WHAT IS REQUIRED: Determine the number of lines holding the word "아브라함의"; answer with that number only.

SUPPLIED RECORDS:
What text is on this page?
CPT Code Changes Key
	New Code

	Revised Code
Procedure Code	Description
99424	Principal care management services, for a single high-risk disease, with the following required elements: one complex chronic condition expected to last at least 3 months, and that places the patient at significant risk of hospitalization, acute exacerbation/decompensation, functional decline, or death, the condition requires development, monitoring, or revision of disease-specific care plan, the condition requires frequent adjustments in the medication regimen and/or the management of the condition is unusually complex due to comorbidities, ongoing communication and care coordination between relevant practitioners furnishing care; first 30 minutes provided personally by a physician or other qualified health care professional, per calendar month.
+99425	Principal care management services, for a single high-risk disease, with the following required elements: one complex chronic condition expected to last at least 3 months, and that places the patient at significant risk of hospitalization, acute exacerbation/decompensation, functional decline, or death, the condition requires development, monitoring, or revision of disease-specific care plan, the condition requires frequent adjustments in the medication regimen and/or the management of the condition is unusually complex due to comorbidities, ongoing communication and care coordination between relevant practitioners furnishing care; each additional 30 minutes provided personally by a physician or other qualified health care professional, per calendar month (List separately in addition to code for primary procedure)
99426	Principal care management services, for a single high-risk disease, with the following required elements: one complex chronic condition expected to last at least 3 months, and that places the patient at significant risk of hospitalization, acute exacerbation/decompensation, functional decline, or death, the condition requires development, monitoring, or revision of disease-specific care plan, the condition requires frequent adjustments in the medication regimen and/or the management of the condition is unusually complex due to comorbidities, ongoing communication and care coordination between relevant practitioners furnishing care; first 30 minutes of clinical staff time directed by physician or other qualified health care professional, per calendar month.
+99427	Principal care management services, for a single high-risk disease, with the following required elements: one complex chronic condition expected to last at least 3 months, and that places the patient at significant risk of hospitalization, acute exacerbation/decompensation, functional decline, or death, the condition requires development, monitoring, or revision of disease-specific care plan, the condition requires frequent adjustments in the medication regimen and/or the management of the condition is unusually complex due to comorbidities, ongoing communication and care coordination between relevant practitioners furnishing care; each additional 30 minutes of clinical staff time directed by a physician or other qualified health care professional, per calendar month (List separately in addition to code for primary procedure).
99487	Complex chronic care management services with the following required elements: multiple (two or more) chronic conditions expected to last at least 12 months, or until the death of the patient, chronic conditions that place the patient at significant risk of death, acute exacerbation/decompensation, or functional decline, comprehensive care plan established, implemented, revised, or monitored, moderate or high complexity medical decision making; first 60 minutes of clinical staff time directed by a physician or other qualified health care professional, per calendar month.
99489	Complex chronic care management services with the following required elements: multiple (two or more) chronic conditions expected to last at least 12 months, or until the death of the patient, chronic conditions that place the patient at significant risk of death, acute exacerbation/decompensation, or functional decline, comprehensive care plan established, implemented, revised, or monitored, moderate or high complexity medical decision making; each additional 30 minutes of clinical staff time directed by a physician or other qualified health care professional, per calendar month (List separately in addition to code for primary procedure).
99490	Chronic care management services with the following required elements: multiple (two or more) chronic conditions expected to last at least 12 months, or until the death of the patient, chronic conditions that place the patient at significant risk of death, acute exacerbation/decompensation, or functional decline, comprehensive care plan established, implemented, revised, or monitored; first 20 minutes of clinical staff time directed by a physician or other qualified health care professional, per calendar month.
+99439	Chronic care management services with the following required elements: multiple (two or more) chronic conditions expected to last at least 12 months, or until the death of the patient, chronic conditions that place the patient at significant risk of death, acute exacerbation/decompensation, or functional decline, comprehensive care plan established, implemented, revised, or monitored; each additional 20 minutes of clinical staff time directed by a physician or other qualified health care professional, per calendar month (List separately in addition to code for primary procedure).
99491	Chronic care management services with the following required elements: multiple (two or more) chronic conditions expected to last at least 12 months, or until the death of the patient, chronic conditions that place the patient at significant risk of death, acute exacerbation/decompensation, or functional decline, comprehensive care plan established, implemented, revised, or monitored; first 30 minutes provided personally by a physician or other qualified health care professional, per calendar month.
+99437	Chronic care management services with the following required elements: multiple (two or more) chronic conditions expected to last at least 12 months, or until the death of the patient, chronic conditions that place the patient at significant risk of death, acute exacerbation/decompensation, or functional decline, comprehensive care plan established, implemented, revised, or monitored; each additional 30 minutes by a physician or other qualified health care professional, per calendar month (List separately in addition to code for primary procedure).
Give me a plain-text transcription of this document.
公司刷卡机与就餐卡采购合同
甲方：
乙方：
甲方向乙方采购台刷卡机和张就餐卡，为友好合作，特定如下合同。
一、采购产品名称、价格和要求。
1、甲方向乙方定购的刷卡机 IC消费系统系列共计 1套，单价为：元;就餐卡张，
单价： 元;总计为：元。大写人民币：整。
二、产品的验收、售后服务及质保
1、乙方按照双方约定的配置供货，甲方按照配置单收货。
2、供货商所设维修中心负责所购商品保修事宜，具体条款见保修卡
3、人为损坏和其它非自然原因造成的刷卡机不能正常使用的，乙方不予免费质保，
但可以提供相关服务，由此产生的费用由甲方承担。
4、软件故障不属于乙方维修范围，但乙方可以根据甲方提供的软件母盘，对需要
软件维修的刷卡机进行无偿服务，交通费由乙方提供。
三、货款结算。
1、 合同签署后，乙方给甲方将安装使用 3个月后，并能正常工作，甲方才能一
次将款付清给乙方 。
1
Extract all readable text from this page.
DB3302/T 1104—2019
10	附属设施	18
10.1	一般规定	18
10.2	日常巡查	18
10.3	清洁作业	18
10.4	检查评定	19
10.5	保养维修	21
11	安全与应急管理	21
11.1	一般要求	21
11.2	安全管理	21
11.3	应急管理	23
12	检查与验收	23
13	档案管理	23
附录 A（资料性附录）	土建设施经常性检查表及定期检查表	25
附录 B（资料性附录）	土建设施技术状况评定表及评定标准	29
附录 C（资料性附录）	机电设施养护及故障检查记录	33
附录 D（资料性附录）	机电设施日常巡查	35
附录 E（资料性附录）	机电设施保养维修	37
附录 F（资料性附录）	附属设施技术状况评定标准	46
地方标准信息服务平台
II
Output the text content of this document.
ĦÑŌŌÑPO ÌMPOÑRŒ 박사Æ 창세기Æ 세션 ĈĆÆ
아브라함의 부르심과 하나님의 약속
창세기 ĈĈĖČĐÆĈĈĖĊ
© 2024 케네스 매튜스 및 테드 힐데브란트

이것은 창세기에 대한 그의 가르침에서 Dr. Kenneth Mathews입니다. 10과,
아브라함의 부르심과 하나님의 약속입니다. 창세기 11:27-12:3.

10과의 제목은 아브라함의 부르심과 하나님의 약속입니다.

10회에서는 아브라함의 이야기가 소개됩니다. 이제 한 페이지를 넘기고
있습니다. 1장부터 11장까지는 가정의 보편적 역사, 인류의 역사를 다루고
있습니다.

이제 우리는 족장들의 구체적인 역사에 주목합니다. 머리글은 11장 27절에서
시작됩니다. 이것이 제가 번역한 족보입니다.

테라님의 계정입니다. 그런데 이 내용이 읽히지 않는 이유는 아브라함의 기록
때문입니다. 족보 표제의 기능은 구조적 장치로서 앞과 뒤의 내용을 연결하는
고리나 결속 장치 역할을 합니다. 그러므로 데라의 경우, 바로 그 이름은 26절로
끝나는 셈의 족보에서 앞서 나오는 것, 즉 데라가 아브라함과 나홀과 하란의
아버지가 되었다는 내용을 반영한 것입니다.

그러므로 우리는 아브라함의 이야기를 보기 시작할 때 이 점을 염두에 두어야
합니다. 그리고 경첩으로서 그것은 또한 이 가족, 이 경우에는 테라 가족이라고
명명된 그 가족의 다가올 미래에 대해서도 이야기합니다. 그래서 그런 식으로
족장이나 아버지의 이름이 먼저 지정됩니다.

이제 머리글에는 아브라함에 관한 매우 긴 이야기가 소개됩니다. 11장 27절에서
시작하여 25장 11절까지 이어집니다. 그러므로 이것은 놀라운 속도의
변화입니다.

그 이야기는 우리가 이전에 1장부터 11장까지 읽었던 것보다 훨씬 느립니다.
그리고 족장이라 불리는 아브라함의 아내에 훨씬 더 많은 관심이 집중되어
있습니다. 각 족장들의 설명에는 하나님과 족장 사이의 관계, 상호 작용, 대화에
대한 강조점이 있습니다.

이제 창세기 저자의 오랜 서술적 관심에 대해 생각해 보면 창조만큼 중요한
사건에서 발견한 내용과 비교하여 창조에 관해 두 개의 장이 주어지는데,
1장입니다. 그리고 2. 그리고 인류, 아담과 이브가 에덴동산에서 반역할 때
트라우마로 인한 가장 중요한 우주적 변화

OUTPUT OF THE TASK: 7